[Exercise directions] Set out every line bearing the string "values".

▬▬▬

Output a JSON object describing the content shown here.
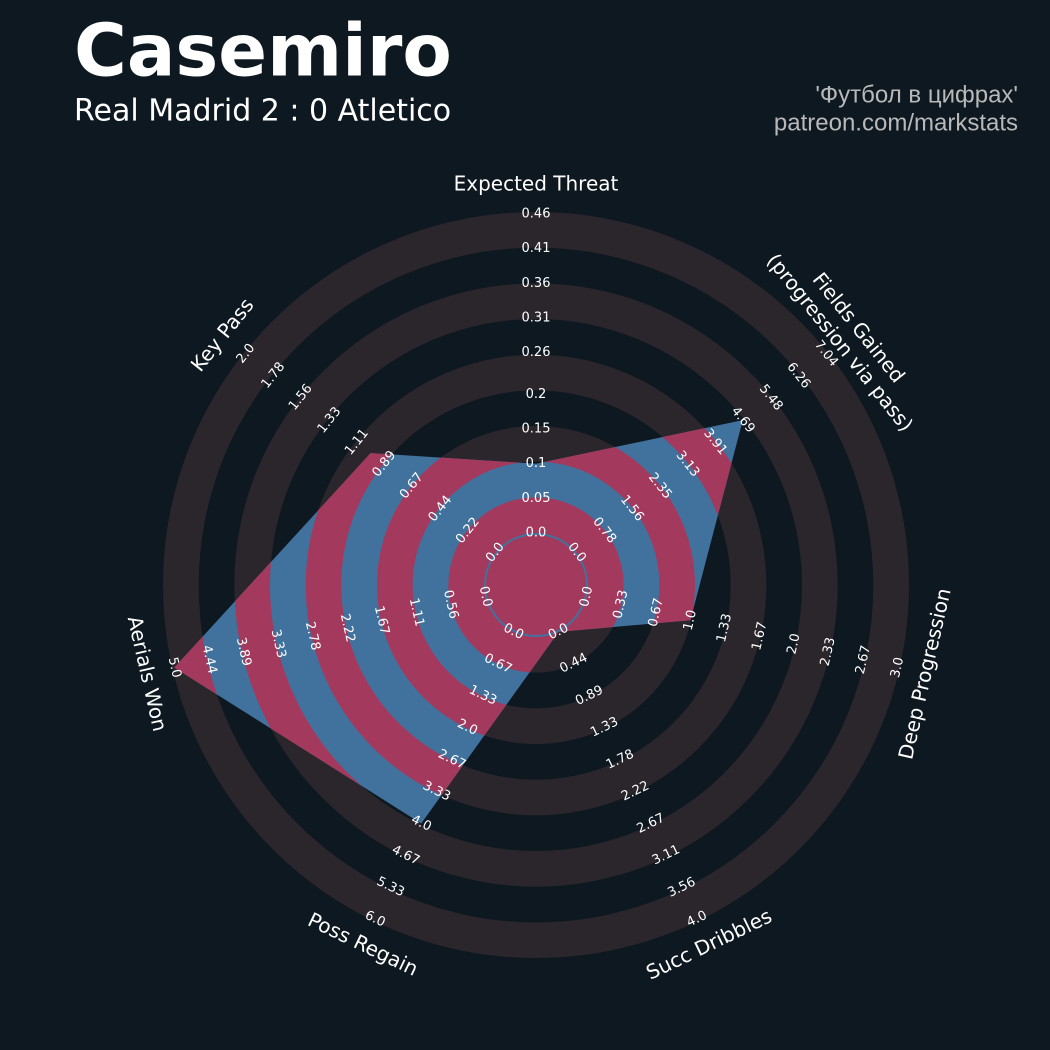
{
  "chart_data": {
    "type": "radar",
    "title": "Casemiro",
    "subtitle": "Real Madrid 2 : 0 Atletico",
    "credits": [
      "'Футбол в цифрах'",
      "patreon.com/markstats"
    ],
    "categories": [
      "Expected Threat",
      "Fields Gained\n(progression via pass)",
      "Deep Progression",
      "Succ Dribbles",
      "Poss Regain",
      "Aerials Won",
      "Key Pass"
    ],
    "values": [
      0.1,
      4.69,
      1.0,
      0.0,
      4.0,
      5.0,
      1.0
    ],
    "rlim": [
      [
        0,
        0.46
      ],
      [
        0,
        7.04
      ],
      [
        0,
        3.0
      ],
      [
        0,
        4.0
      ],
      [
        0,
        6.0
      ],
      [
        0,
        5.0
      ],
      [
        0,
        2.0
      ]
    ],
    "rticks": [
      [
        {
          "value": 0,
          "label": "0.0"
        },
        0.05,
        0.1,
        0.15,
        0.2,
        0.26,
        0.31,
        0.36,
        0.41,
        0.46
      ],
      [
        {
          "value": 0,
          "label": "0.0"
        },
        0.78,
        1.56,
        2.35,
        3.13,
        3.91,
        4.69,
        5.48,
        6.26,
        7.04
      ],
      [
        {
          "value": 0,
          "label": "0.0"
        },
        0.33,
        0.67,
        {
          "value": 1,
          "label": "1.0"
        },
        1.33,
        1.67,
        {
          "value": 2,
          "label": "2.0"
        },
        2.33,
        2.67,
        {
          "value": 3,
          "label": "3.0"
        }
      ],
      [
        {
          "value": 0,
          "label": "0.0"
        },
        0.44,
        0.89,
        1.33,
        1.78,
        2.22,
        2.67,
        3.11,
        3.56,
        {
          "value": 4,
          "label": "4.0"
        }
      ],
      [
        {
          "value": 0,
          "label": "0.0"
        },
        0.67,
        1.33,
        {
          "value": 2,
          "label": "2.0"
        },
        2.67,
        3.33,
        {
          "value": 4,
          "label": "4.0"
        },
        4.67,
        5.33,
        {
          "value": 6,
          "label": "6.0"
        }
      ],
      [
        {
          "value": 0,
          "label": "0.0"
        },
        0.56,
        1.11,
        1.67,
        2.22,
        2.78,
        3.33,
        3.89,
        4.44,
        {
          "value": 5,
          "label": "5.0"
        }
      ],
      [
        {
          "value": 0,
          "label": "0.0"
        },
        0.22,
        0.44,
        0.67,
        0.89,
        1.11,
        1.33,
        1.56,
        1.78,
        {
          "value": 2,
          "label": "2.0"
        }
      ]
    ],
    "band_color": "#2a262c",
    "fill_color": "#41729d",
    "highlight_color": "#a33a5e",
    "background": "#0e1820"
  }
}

▬▬▬

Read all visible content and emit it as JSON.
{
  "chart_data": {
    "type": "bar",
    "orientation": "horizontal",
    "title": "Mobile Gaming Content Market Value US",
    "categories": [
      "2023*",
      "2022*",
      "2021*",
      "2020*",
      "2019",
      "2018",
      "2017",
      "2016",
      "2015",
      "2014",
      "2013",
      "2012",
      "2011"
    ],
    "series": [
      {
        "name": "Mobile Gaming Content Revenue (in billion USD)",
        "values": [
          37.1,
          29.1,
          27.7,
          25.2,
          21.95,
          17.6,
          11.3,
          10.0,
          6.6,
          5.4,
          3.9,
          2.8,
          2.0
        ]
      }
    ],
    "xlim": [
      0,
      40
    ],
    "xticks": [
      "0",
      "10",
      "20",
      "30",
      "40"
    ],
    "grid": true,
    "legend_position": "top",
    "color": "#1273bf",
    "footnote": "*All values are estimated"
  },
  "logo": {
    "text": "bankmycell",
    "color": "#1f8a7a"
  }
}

▬▬▬

[Full answer]
    "values": [
        "values": [
    "footnote": "*All values are estimated"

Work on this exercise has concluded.